━━ ROWS ━━

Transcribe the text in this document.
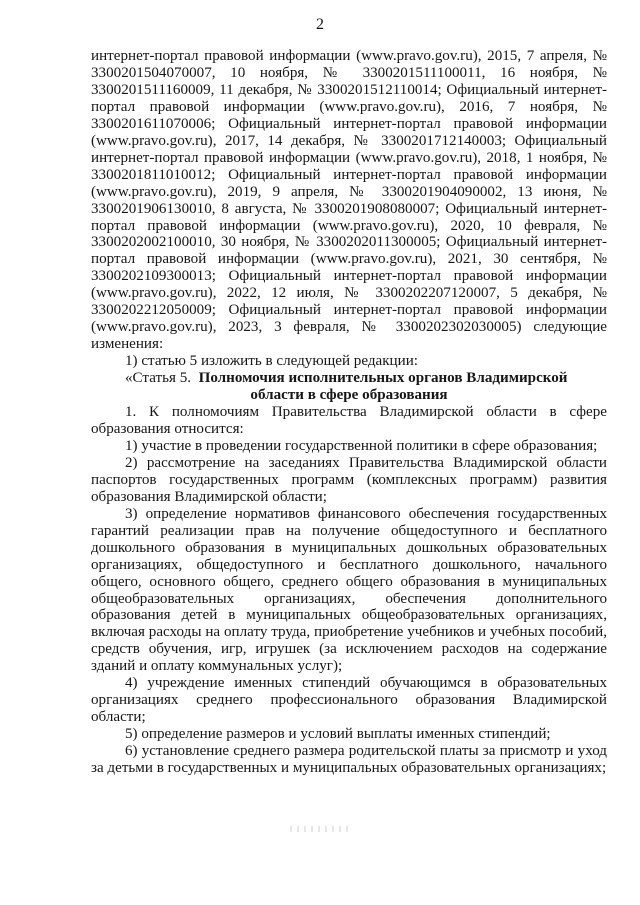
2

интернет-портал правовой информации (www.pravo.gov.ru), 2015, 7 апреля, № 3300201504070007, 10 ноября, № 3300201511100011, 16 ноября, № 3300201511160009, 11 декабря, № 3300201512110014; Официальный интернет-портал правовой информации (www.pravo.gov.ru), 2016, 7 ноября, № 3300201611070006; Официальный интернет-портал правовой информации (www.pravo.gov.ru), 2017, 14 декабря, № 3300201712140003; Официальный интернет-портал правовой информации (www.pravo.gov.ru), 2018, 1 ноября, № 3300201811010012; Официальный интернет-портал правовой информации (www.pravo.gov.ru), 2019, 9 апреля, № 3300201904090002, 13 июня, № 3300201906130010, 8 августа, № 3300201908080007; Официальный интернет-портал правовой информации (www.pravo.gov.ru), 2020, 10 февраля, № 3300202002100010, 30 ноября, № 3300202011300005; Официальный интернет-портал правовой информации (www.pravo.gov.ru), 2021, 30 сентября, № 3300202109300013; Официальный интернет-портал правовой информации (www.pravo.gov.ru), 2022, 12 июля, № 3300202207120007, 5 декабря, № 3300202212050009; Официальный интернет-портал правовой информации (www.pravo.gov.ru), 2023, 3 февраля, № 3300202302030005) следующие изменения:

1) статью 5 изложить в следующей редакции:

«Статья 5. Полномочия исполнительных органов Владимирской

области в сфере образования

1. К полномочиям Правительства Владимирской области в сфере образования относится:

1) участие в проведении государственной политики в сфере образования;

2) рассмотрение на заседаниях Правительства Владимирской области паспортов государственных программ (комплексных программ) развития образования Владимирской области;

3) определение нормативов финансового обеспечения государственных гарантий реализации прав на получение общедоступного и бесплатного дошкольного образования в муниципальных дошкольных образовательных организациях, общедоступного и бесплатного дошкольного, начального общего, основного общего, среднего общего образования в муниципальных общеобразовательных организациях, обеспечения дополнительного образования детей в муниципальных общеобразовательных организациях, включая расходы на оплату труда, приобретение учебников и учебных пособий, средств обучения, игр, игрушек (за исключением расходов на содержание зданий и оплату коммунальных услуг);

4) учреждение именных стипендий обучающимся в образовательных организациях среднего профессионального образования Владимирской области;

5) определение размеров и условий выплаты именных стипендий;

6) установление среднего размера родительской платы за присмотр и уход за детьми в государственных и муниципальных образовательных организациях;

━━━
━━ ROWS ━━

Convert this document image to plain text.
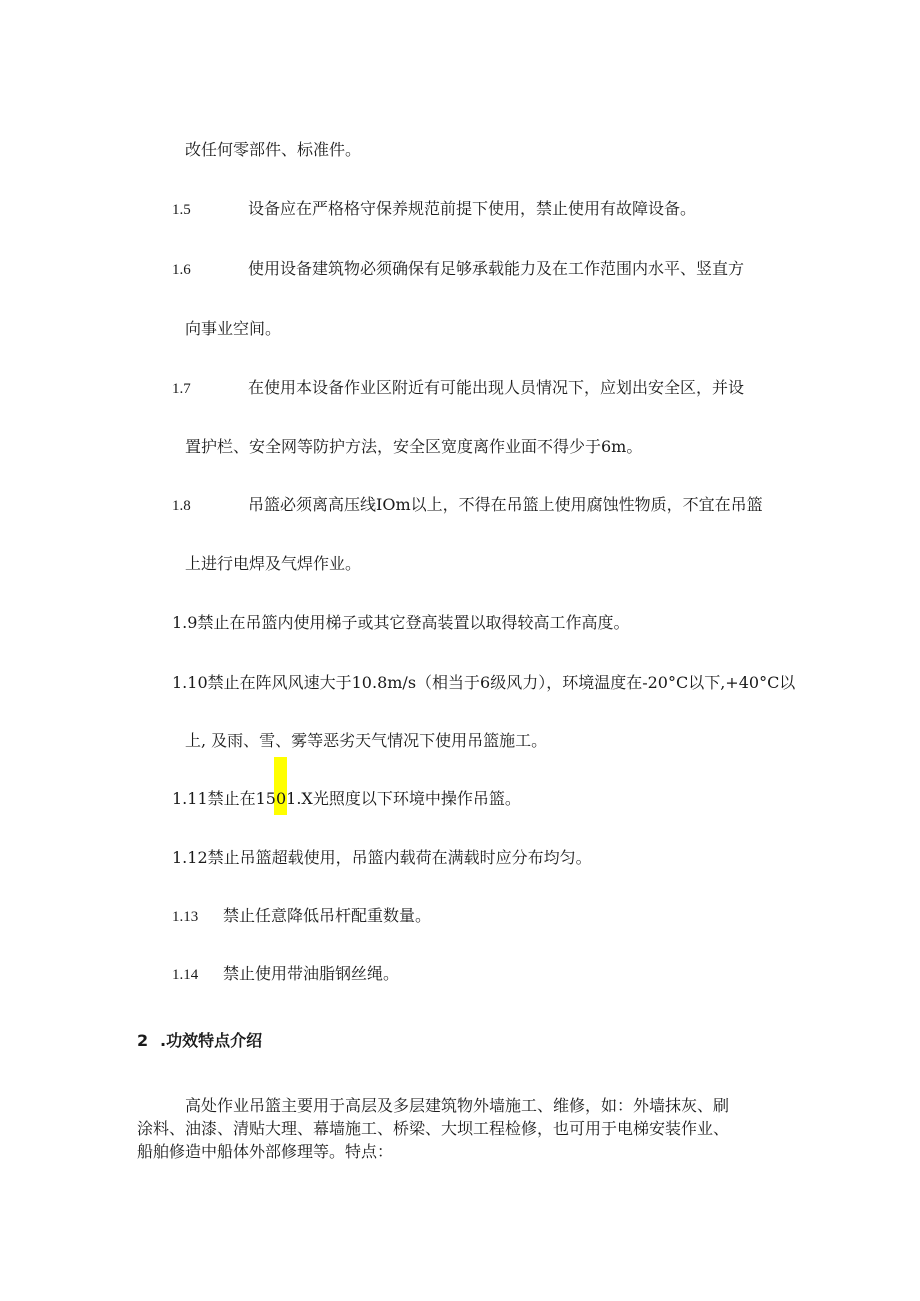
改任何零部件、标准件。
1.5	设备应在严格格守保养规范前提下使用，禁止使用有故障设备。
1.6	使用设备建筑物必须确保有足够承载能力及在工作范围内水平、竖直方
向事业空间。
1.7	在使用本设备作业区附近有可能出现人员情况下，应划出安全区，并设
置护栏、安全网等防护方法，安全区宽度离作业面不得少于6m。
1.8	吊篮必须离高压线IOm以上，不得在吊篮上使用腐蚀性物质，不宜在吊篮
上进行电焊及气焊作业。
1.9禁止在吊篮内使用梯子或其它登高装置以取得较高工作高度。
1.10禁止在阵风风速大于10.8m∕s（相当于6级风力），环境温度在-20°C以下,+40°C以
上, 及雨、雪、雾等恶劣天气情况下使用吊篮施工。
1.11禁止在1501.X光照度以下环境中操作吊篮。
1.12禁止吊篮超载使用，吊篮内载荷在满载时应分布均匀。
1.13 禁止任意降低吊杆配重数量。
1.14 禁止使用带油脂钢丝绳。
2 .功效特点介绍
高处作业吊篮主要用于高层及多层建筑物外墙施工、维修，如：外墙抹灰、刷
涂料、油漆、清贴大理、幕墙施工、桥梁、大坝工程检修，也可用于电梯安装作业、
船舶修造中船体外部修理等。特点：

━━━

TASK REQUIREMENTS:
Filter the listing above by the word "именных"; copy each line that passes.

SOLVED EXERCISE:
4) учреждение именных стипендий обучающимся в образовательных организациях среднего профессионального образования Владимирской области;
5) определение размеров и условий выплаты именных стипендий;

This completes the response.